_Dataset rows about figures_
* * *

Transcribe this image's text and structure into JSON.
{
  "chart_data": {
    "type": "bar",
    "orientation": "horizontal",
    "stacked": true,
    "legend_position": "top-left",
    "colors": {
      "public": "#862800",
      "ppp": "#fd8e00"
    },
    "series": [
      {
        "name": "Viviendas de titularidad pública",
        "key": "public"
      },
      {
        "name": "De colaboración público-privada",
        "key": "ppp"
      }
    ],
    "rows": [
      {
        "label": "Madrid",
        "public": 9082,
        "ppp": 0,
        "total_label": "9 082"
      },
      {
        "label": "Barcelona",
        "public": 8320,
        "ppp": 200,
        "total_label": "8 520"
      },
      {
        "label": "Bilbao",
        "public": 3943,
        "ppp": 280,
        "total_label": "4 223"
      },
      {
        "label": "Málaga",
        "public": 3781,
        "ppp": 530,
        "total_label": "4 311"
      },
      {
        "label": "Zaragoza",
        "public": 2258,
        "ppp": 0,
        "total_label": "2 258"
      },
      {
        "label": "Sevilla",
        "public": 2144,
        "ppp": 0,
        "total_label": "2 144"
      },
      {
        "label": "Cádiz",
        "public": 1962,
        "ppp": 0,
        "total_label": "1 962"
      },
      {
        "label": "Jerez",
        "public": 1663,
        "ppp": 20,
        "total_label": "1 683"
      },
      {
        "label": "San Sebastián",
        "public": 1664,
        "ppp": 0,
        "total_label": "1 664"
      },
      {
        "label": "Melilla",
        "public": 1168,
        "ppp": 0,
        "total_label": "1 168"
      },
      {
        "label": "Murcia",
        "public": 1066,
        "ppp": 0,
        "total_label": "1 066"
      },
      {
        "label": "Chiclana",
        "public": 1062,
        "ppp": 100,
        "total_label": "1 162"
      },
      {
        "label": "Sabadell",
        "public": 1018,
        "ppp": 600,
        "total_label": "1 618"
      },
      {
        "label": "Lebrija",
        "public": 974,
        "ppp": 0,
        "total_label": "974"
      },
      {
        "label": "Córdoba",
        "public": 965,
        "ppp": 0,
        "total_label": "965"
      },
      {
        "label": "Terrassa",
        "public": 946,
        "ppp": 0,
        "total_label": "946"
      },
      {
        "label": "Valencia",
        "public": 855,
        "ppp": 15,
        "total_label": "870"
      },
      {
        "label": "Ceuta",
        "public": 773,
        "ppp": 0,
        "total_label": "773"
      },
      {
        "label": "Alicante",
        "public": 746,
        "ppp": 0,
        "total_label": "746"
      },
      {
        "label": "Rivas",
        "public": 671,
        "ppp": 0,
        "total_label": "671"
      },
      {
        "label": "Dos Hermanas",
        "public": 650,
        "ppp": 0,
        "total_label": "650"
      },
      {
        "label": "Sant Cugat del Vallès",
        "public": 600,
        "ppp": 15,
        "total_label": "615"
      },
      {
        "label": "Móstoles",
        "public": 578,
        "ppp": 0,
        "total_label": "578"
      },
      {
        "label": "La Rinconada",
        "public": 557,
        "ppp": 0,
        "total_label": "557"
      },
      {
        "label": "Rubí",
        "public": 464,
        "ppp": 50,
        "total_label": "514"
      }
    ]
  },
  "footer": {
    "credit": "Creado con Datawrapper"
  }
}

* * *

_Problem requirements_
Find every line in the records that has the string "name", then state how many there are and nothing else.

_Output of the task_
2